Reproduce the data below verbatim, leaving out the pictures.

---------- Supplied data ----------

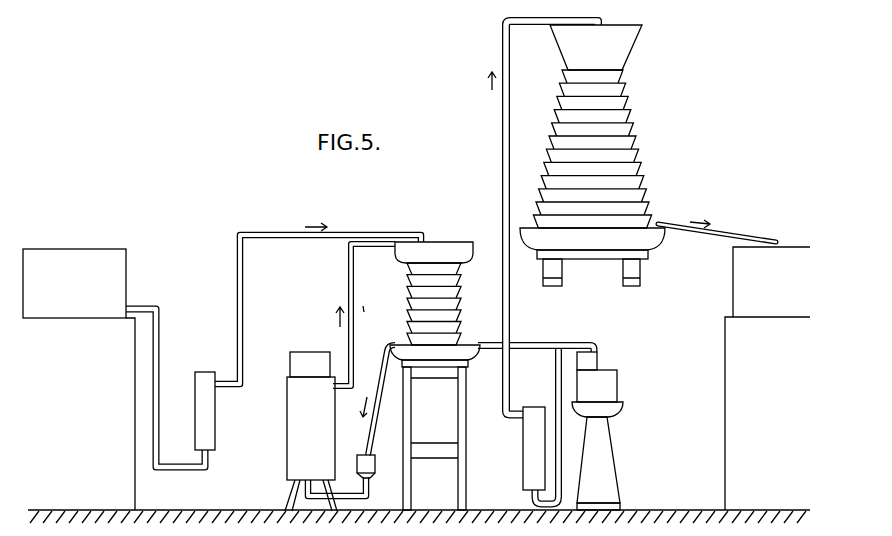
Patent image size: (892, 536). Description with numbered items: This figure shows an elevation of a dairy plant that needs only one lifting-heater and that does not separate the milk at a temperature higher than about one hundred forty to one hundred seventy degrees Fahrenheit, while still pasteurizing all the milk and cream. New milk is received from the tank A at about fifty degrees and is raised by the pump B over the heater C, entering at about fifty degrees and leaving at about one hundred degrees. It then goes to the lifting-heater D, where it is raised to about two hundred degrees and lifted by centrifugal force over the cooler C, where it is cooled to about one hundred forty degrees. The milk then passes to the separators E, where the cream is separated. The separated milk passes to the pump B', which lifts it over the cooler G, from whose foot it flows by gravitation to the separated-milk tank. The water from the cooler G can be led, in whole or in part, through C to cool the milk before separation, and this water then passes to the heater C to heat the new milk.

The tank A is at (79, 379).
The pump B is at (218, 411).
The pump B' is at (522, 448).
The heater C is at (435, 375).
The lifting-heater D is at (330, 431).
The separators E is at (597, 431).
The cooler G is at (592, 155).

----------

* _Answer to the task_:
Patent image size: (892, 536). Description with numbered items: This figure shows an elevation of a dairy plant that needs only one lifting-heater and that does not separate the milk at a temperature higher than about one hundred forty to one hundred seventy degrees Fahrenheit, while still pasteurizing all the milk and cream. New milk is received from the tank A at about fifty degrees and is raised by the pump B over the heater C, entering at about fifty degrees and leaving at about one hundred degrees. It then goes to the lifting-heater D, where it is raised to about two hundred degrees and lifted by centrifugal force over the cooler C, where it is cooled to about one hundred forty degrees. The milk then passes to the separators E, where the cream is separated. The separated milk passes to the pump B', which lifts it over the cooler G, from whose foot it flows by gravitation to the separated-milk tank. The water from the cooler G can be led, in whole or in part, through C to cool the milk before separation, and this water then passes to the heater C to heat the new milk.

The tank A is at (79, 379).
The pump B is at (218, 411).
The pump B' is at (522, 448).
The heater C is at (435, 375).
The lifting-heater D is at (330, 431).
The separators E is at (597, 431).
The cooler G is at (592, 155).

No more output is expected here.